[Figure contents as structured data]

++++

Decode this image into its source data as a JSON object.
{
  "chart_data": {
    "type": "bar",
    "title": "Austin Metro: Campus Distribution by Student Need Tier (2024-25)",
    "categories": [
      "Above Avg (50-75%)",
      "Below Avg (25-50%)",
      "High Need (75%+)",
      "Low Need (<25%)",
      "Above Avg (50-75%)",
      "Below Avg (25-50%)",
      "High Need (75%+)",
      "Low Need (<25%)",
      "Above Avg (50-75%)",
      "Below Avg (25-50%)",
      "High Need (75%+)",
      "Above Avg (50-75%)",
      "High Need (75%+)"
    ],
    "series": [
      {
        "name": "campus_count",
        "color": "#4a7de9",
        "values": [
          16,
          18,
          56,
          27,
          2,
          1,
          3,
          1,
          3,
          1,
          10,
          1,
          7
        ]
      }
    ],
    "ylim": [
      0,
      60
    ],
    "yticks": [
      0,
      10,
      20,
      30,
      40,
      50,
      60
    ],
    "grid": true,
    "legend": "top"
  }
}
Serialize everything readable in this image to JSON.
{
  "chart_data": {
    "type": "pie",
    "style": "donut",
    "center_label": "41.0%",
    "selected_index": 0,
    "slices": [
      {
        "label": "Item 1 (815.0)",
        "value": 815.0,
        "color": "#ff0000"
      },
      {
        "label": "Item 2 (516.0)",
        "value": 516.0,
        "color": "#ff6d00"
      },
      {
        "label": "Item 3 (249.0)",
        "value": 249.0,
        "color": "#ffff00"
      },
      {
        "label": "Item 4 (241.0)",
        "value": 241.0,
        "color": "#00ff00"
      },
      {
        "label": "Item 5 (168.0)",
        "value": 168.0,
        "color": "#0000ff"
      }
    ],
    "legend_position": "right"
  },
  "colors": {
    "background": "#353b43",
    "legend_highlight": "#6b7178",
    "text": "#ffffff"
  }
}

++++

WHAT THE TASK REQUIRES: Which lines of the material contain the string "JSON"? List each of them.

WRITTEN SOLUTION:
Decode this image into its source data as a JSON object.
Serialize everything readable in this image to JSON.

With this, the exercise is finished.